WRITTEN TASK
Search the material below for the string "Niepubliczne" and list each line that holds it.

DATA IN THIS EXERCISE
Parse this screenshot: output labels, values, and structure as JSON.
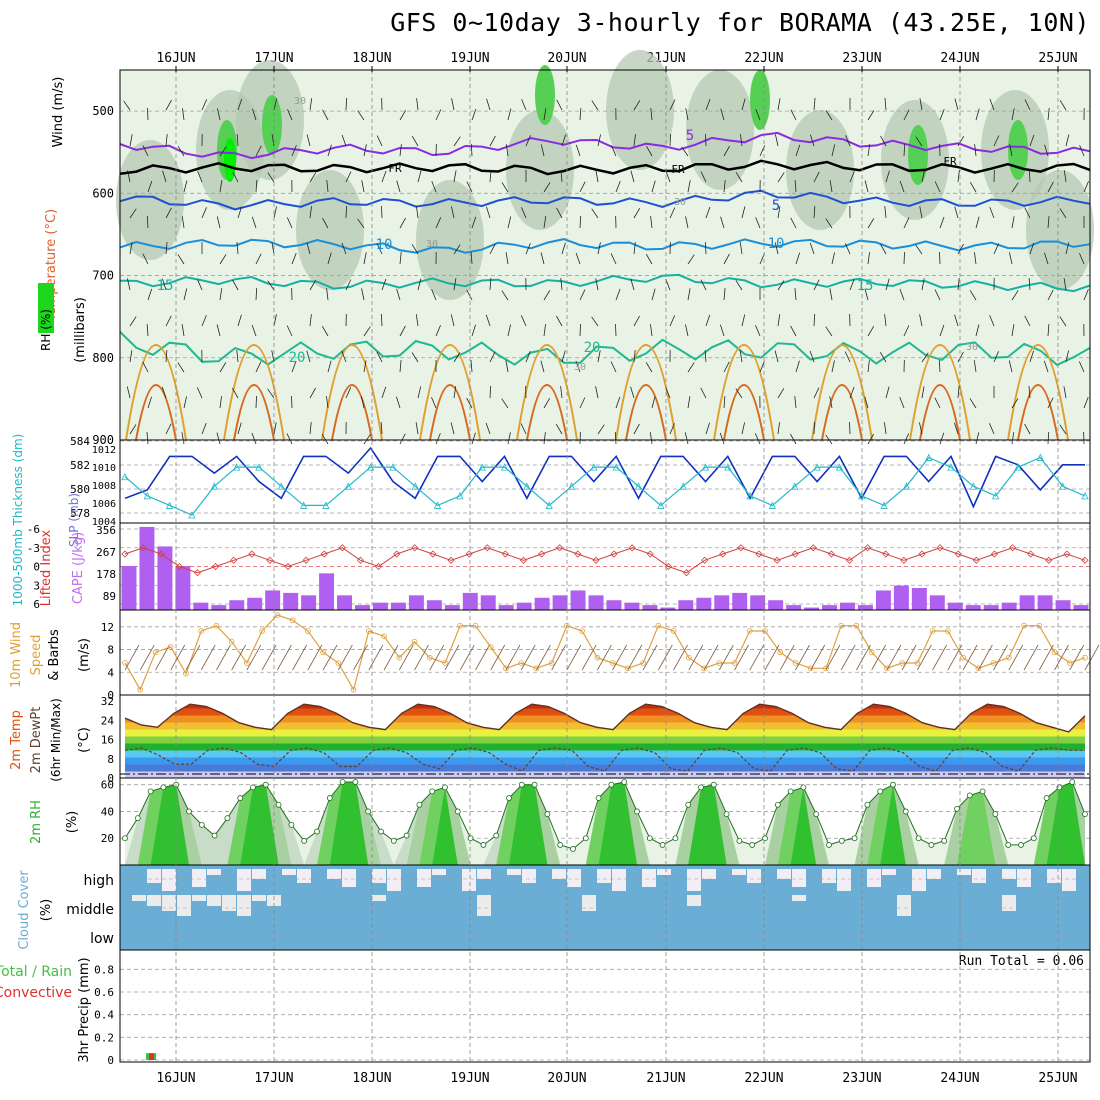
{
  "title": "GFS 0~10day 3-hourly for BORAMA (43.25E, 10N)",
  "date_labels": [
    "16JUN",
    "17JUN",
    "18JUN",
    "19JUN",
    "20JUN",
    "21JUN",
    "22JUN",
    "23JUN",
    "24JUN",
    "25JUN"
  ],
  "colors": {
    "frame": "#000000",
    "grid": "#a0a0a0",
    "rh_fill": "#c8d8c8",
    "temp_5": "#8a2be2",
    "temp_10": "#1a8fd8",
    "temp_15": "#17b0a0",
    "temp_20": "#20b890",
    "fr": "#000000",
    "slp": "#1030c0",
    "thk": "#20b8c8",
    "li": "#d04040",
    "cape": "#b060f0",
    "wind": "#e0a040",
    "temp2m": "#e05020",
    "rh2m": "#30b030",
    "cloud": "#6aaed6",
    "precip_total": "#40c040",
    "precip_conv": "#e03030"
  },
  "chart_data": [
    {
      "type": "heatmap",
      "ylabel_wind": "Wind (m/s)",
      "ylabel_temp": "Temperature (°C)",
      "ylabel_rh": "RH (%)",
      "ylabel_p": "(millibars)",
      "yticks": [
        "500",
        "600",
        "700",
        "800",
        "900"
      ],
      "ylim": [
        900,
        450
      ],
      "contours": [
        {
          "level": "5",
          "pressure": [
            540,
            555,
            545,
            550,
            535,
            545,
            530,
            540,
            545,
            550
          ]
        },
        {
          "level": "FR",
          "pressure": [
            572,
            568,
            570,
            568,
            572,
            570,
            565,
            568,
            570,
            568
          ]
        },
        {
          "level": "5",
          "pressure": [
            605,
            615,
            610,
            612,
            608,
            612,
            600,
            610,
            612,
            608
          ]
        },
        {
          "level": "10",
          "pressure": [
            665,
            660,
            662,
            670,
            660,
            665,
            660,
            662,
            665,
            660
          ]
        },
        {
          "level": "15",
          "pressure": [
            710,
            705,
            712,
            708,
            710,
            702,
            710,
            708,
            712,
            715
          ]
        },
        {
          "level": "20",
          "pressure": [
            780,
            800,
            790,
            790,
            800,
            790,
            790,
            795,
            790,
            800
          ]
        }
      ],
      "inline_labels": [
        "5",
        "FR",
        "FR",
        "FR",
        "5",
        "10",
        "10",
        "15",
        "15",
        "20",
        "20",
        "30",
        "30",
        "30",
        "30",
        "30"
      ]
    },
    {
      "type": "line",
      "ylabel_left": "1000-500mb Thickness (dm)",
      "ylabel_right": "SLP (mb)",
      "yticks_left": [
        "578",
        "580",
        "582",
        "584"
      ],
      "yticks_right": [
        "1004",
        "1006",
        "1008",
        "1010",
        "1012"
      ],
      "series": [
        {
          "name": "SLP (mb)",
          "values": [
            1006,
            1007,
            1011,
            1011,
            1009,
            1011,
            1008,
            1006,
            1011,
            1011,
            1009,
            1012,
            1008,
            1006,
            1011,
            1011,
            1008,
            1011,
            1006,
            1011,
            1011,
            1008,
            1011,
            1006,
            1011,
            1011,
            1008,
            1011,
            1006,
            1011,
            1011,
            1008,
            1011,
            1006,
            1011,
            1011,
            1008,
            1011,
            1005,
            1011,
            1010,
            1007,
            1010,
            1010
          ]
        },
        {
          "name": "Thickness (dm)",
          "values": [
            581,
            579,
            578,
            577,
            580,
            582,
            582,
            580,
            578,
            578,
            580,
            582,
            582,
            580,
            578,
            579,
            582,
            582,
            580,
            578,
            580,
            582,
            582,
            580,
            578,
            580,
            582,
            582,
            579,
            578,
            580,
            582,
            582,
            579,
            578,
            580,
            583,
            582,
            580,
            579,
            582,
            583,
            580,
            579
          ]
        }
      ]
    },
    {
      "type": "bar",
      "ylabel_left": "Lifted Index",
      "ylabel_right": "CAPE (J/kg)",
      "yticks_left": [
        "-6",
        "-3",
        "0",
        "3",
        "6"
      ],
      "yticks_right": [
        "89",
        "178",
        "267",
        "356"
      ],
      "cape": [
        180,
        340,
        260,
        180,
        30,
        20,
        40,
        50,
        80,
        70,
        60,
        150,
        60,
        20,
        30,
        30,
        60,
        40,
        20,
        70,
        60,
        20,
        30,
        50,
        60,
        80,
        60,
        40,
        30,
        20,
        10,
        40,
        50,
        60,
        70,
        60,
        40,
        20,
        10,
        20,
        30,
        20,
        80,
        100,
        90,
        60,
        30,
        20,
        20,
        30,
        60,
        60,
        40,
        20
      ],
      "lifted_index": [
        -2,
        -3,
        -2,
        0,
        1,
        0,
        -1,
        -2,
        -1,
        0,
        -1,
        -2,
        -3,
        -1,
        0,
        -2,
        -3,
        -2,
        -1,
        -2,
        -3,
        -2,
        -1,
        -2,
        -3,
        -2,
        -1,
        -2,
        -3,
        -2,
        0,
        1,
        -1,
        -2,
        -3,
        -2,
        -1,
        -2,
        -3,
        -2,
        -1,
        -3,
        -2,
        -1,
        -2,
        -3,
        -2,
        -1,
        -2,
        -3,
        -2,
        -1,
        -2,
        -1
      ]
    },
    {
      "type": "line",
      "ylabel": "10m Wind Speed & Barbs (m/s)",
      "yticks": [
        "0",
        "4",
        "8",
        "12"
      ],
      "series": [
        {
          "name": "10m Wind Speed",
          "values": [
            6,
            1,
            8,
            9,
            4,
            12,
            13,
            10,
            6,
            12,
            15,
            14,
            12,
            8,
            6,
            1,
            12,
            11,
            7,
            10,
            7,
            6,
            13,
            13,
            9,
            5,
            6,
            5,
            6,
            13,
            12,
            7,
            6,
            5,
            6,
            13,
            12,
            7,
            5,
            6,
            6,
            12,
            12,
            8,
            6,
            5,
            5,
            13,
            13,
            8,
            5,
            6,
            6,
            12,
            12,
            7,
            5,
            6,
            7,
            13,
            13,
            8,
            6,
            7
          ]
        }
      ]
    },
    {
      "type": "area",
      "ylabel": "2m Temp 2m DewPt (6hr Min/Max) (°C)",
      "yticks": [
        "0",
        "8",
        "16",
        "24",
        "32"
      ],
      "series": [
        {
          "name": "2m Temp",
          "values": [
            26,
            23,
            22,
            28,
            32,
            31,
            28,
            24,
            22,
            21,
            28,
            32,
            31,
            28,
            24,
            22,
            21,
            28,
            32,
            31,
            28,
            24,
            22,
            21,
            28,
            32,
            31,
            28,
            24,
            22,
            21,
            28,
            32,
            31,
            28,
            24,
            22,
            21,
            28,
            32,
            31,
            28,
            24,
            22,
            21,
            28,
            32,
            31,
            28,
            24,
            22,
            21,
            28,
            32,
            31,
            28,
            24,
            22,
            20,
            27
          ]
        },
        {
          "name": "2m DewPt",
          "values": [
            12,
            13,
            10,
            6,
            6,
            12,
            13,
            11,
            6,
            5,
            12,
            13,
            11,
            5,
            5,
            12,
            13,
            11,
            6,
            4,
            12,
            13,
            11,
            6,
            3,
            12,
            13,
            12,
            5,
            3,
            12,
            13,
            11,
            4,
            3,
            12,
            13,
            11,
            4,
            3,
            12,
            13,
            11,
            4,
            3,
            12,
            13,
            11,
            5,
            3,
            12,
            13,
            11,
            5,
            3,
            12,
            13,
            12,
            12
          ]
        }
      ]
    },
    {
      "type": "area",
      "ylabel": "2m RH (%)",
      "yticks": [
        "20",
        "40",
        "60"
      ],
      "series": [
        {
          "name": "2m RH",
          "values": [
            20,
            35,
            55,
            58,
            60,
            40,
            30,
            22,
            35,
            50,
            58,
            60,
            45,
            30,
            18,
            25,
            50,
            62,
            62,
            40,
            25,
            18,
            22,
            45,
            55,
            58,
            40,
            20,
            15,
            22,
            50,
            60,
            60,
            38,
            15,
            12,
            20,
            50,
            60,
            62,
            40,
            20,
            15,
            20,
            45,
            58,
            60,
            38,
            18,
            15,
            20,
            45,
            55,
            58,
            38,
            15,
            18,
            20,
            45,
            55,
            60,
            40,
            20,
            15,
            18,
            42,
            52,
            55,
            38,
            15,
            15,
            20,
            50,
            58,
            62,
            38
          ]
        }
      ]
    },
    {
      "type": "heatmap",
      "ylabel": "Cloud Cover (%)",
      "rows": [
        "high",
        "middle",
        "low"
      ]
    },
    {
      "type": "bar",
      "ylabel": "3hr Precip (mm)",
      "legend": [
        "Total / Rain",
        "Convective"
      ],
      "yticks": [
        "0",
        "0.2",
        "0.4",
        "0.6",
        "0.8"
      ],
      "annotation": "Run Total = 0.06",
      "values": [
        0,
        0,
        0.06,
        0,
        0,
        0,
        0,
        0,
        0,
        0
      ]
    }
  ]
}
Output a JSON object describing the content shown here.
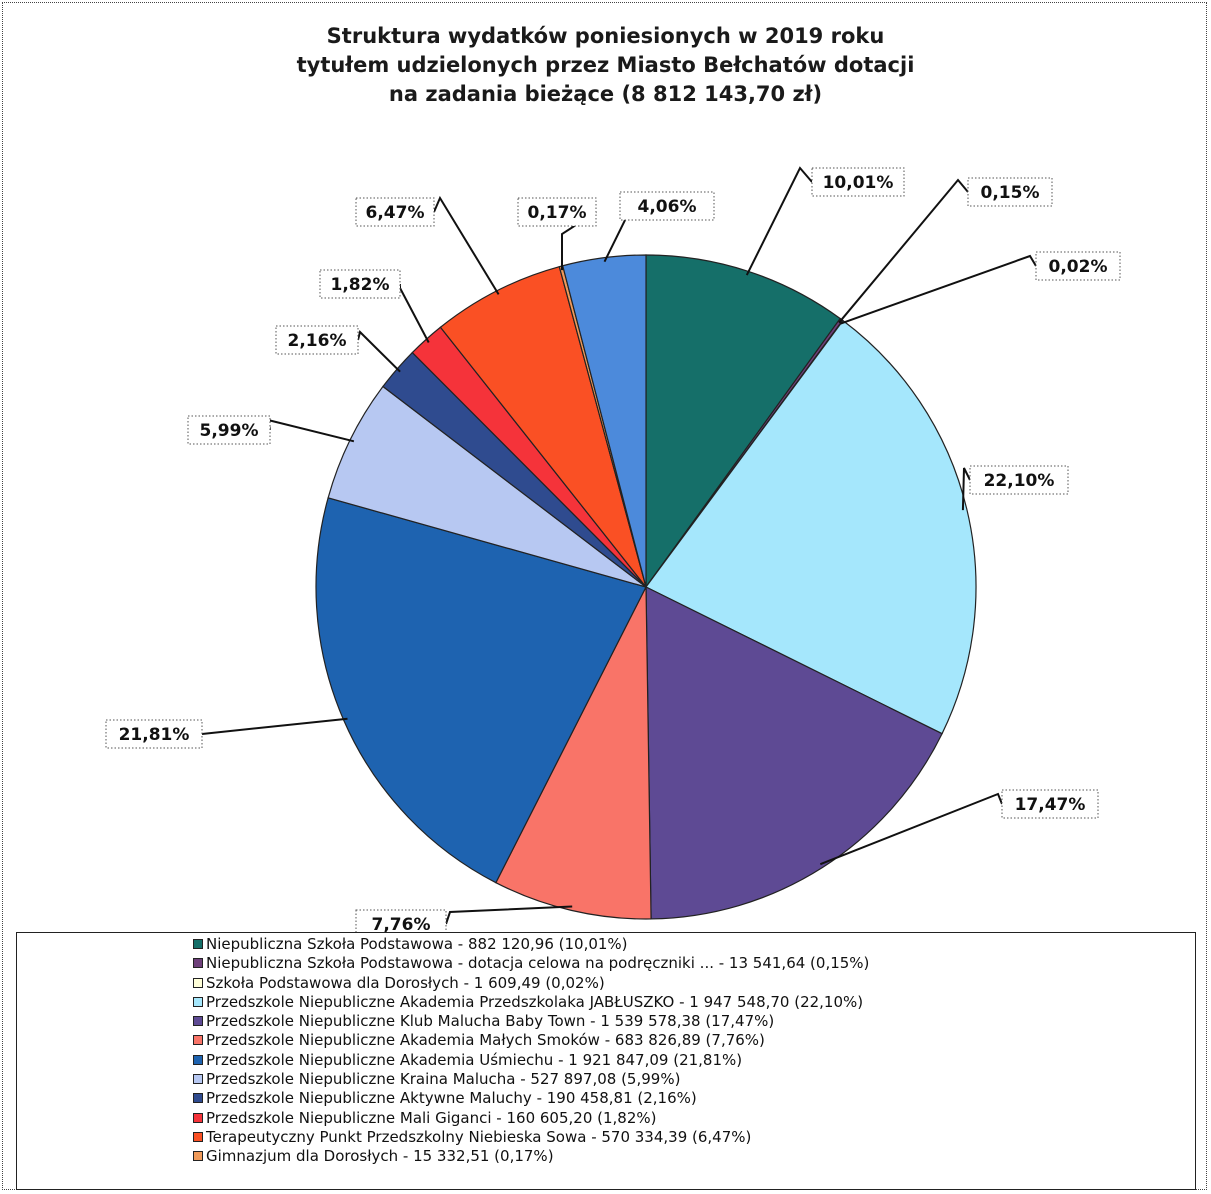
{
  "header": {
    "title_lines": [
      "Struktura wydatków poniesionych w 2019 roku",
      "tytułem udzielonych przez Miasto Bełchatów dotacji",
      "na zadania bieżące (8 812 143,70 zł)"
    ]
  },
  "chart_data": {
    "type": "pie",
    "title": "Struktura wydatków poniesionych w 2019 roku tytułem udzielonych przez Miasto Bełchatów dotacji na zadania bieżące (8 812 143,70 zł)",
    "legend_position": "bottom",
    "slices": [
      {
        "percent": 10.01,
        "label": "10,01%",
        "color": "#156F69",
        "legend": "Niepubliczna Szkoła Podstawowa - 882 120,96 (10,01%)"
      },
      {
        "percent": 0.15,
        "label": "0,15%",
        "color": "#6E3F7A",
        "legend": "Niepubliczna Szkoła Podstawowa -  dotacja celowa na podręczniki ... - 13 541,64 (0,15%)"
      },
      {
        "percent": 0.02,
        "label": "0,02%",
        "color": "#FFFFD9",
        "legend": "Szkoła Podstawowa dla Dorosłych - 1 609,49 (0,02%)"
      },
      {
        "percent": 22.1,
        "label": "22,10%",
        "color": "#A5E7FC",
        "legend": "Przedszkole Niepubliczne Akademia Przedszkolaka JABŁUSZKO - 1 947 548,70 (22,10%)"
      },
      {
        "percent": 17.47,
        "label": "17,47%",
        "color": "#5E4A94",
        "legend": "Przedszkole Niepubliczne Klub Malucha Baby Town - 1 539 578,38 (17,47%)"
      },
      {
        "percent": 7.76,
        "label": "7,76%",
        "color": "#F97468",
        "legend": "Przedszkole Niepubliczne Akademia Małych Smoków - 683 826,89 (7,76%)"
      },
      {
        "percent": 21.81,
        "label": "21,81%",
        "color": "#1E63B0",
        "legend": "Przedszkole Niepubliczne Akademia Uśmiechu - 1 921 847,09 (21,81%)"
      },
      {
        "percent": 5.99,
        "label": "5,99%",
        "color": "#B7C8F2",
        "legend": "Przedszkole Niepubliczne Kraina Malucha - 527 897,08 (5,99%)"
      },
      {
        "percent": 2.16,
        "label": "2,16%",
        "color": "#2F4B8F",
        "legend": "Przedszkole Niepubliczne Aktywne Maluchy - 190 458,81 (2,16%)"
      },
      {
        "percent": 1.82,
        "label": "1,82%",
        "color": "#F5333A",
        "legend": "Przedszkole Niepubliczne Mali Giganci - 160 605,20 (1,82%)"
      },
      {
        "percent": 6.47,
        "label": "6,47%",
        "color": "#FA5024",
        "legend": "Terapeutyczny Punkt Przedszkolny Niebieska Sowa - 570 334,39 (6,47%)"
      },
      {
        "percent": 0.17,
        "label": "0,17%",
        "color": "#F09A5A",
        "legend": "Gimnazjum dla Dorosłych - 15 332,51 (0,17%)"
      },
      {
        "percent": 4.06,
        "label": "4,06%",
        "color": "#4C8ADB",
        "legend": ""
      }
    ]
  }
}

ANSWER TO THE EXERCISE
        "legend": "Przedszkole Niepubliczne Akademia Przedszkolaka JABŁUSZKO - 1 947 548,70 (22,10%)"
        "legend": "Przedszkole Niepubliczne Klub Malucha Baby Town - 1 539 578,38 (17,47%)"
        "legend": "Przedszkole Niepubliczne Akademia Małych Smoków - 683 826,89 (7,76%)"
        "legend": "Przedszkole Niepubliczne Akademia Uśmiechu - 1 921 847,09 (21,81%)"
        "legend": "Przedszkole Niepubliczne Kraina Malucha - 527 897,08 (5,99%)"
        "legend": "Przedszkole Niepubliczne Aktywne Maluchy - 190 458,81 (2,16%)"
        "legend": "Przedszkole Niepubliczne Mali Giganci - 160 605,20 (1,82%)"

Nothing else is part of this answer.